--- START Material for this task ---

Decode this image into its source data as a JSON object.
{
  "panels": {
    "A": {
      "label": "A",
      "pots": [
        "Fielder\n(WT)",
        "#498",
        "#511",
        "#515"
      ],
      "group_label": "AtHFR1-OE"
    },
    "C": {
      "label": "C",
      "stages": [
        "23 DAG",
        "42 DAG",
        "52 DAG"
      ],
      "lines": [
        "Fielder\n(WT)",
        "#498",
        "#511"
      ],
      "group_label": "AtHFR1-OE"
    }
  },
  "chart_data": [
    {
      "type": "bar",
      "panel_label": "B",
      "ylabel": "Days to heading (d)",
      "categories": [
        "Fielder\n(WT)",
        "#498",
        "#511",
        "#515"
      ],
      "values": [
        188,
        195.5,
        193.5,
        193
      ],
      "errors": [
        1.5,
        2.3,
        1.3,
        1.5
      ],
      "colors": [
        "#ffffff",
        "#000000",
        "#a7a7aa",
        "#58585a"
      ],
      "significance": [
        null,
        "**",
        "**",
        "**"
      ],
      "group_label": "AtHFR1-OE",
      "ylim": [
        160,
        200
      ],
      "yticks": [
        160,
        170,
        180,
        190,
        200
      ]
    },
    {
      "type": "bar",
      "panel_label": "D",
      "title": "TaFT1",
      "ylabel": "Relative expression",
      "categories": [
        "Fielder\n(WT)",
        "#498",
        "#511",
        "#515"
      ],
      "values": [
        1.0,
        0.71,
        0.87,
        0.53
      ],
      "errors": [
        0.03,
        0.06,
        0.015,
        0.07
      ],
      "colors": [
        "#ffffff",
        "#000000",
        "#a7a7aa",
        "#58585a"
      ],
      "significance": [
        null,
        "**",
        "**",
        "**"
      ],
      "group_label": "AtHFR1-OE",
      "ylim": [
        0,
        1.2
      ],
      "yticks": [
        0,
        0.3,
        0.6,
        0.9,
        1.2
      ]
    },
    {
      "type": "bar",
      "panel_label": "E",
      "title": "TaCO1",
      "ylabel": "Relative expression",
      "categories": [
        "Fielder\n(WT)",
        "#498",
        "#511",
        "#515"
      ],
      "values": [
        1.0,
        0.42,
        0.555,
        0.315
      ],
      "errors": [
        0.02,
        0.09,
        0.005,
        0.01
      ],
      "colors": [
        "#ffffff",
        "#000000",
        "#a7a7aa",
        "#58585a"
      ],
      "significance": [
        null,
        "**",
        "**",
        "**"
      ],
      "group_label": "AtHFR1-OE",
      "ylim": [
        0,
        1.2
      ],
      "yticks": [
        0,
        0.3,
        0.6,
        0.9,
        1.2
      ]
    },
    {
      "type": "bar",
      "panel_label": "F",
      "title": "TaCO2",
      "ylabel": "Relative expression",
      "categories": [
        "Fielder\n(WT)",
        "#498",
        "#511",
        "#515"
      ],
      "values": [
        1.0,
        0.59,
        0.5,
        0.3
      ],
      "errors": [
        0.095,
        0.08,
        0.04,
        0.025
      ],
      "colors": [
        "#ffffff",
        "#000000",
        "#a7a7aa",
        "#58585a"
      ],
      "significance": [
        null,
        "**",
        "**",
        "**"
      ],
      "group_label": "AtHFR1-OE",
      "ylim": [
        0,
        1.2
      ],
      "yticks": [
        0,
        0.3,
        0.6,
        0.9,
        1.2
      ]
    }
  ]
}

--- END Material for this task ---

Every entry should be printed again exactly as written.

Decode this image into its source data as a JSON object.
{
  "panels": {
    "A": {
      "label": "A",
      "pots": [
        "Fielder\n(WT)",
        "#498",
        "#511",
        "#515"
      ],
      "group_label": "AtHFR1-OE"
    },
    "C": {
      "label": "C",
      "stages": [
        "23 DAG",
        "42 DAG",
        "52 DAG"
      ],
      "lines": [
        "Fielder\n(WT)",
        "#498",
        "#511"
      ],
      "group_label": "AtHFR1-OE"
    }
  },
  "chart_data": [
    {
      "type": "bar",
      "panel_label": "B",
      "ylabel": "Days to heading (d)",
      "categories": [
        "Fielder\n(WT)",
        "#498",
        "#511",
        "#515"
      ],
      "values": [
        188,
        195.5,
        193.5,
        193
      ],
      "errors": [
        1.5,
        2.3,
        1.3,
        1.5
      ],
      "colors": [
        "#ffffff",
        "#000000",
        "#a7a7aa",
        "#58585a"
      ],
      "significance": [
        null,
        "**",
        "**",
        "**"
      ],
      "group_label": "AtHFR1-OE",
      "ylim": [
        160,
        200
      ],
      "yticks": [
        160,
        170,
        180,
        190,
        200
      ]
    },
    {
      "type": "bar",
      "panel_label": "D",
      "title": "TaFT1",
      "ylabel": "Relative expression",
      "categories": [
        "Fielder\n(WT)",
        "#498",
        "#511",
        "#515"
      ],
      "values": [
        1.0,
        0.71,
        0.87,
        0.53
      ],
      "errors": [
        0.03,
        0.06,
        0.015,
        0.07
      ],
      "colors": [
        "#ffffff",
        "#000000",
        "#a7a7aa",
        "#58585a"
      ],
      "significance": [
        null,
        "**",
        "**",
        "**"
      ],
      "group_label": "AtHFR1-OE",
      "ylim": [
        0,
        1.2
      ],
      "yticks": [
        0,
        0.3,
        0.6,
        0.9,
        1.2
      ]
    },
    {
      "type": "bar",
      "panel_label": "E",
      "title": "TaCO1",
      "ylabel": "Relative expression",
      "categories": [
        "Fielder\n(WT)",
        "#498",
        "#511",
        "#515"
      ],
      "values": [
        1.0,
        0.42,
        0.555,
        0.315
      ],
      "errors": [
        0.02,
        0.09,
        0.005,
        0.01
      ],
      "colors": [
        "#ffffff",
        "#000000",
        "#a7a7aa",
        "#58585a"
      ],
      "significance": [
        null,
        "**",
        "**",
        "**"
      ],
      "group_label": "AtHFR1-OE",
      "ylim": [
        0,
        1.2
      ],
      "yticks": [
        0,
        0.3,
        0.6,
        0.9,
        1.2
      ]
    },
    {
      "type": "bar",
      "panel_label": "F",
      "title": "TaCO2",
      "ylabel": "Relative expression",
      "categories": [
        "Fielder\n(WT)",
        "#498",
        "#511",
        "#515"
      ],
      "values": [
        1.0,
        0.59,
        0.5,
        0.3
      ],
      "errors": [
        0.095,
        0.08,
        0.04,
        0.025
      ],
      "colors": [
        "#ffffff",
        "#000000",
        "#a7a7aa",
        "#58585a"
      ],
      "significance": [
        null,
        "**",
        "**",
        "**"
      ],
      "group_label": "AtHFR1-OE",
      "ylim": [
        0,
        1.2
      ],
      "yticks": [
        0,
        0.3,
        0.6,
        0.9,
        1.2
      ]
    }
  ]
}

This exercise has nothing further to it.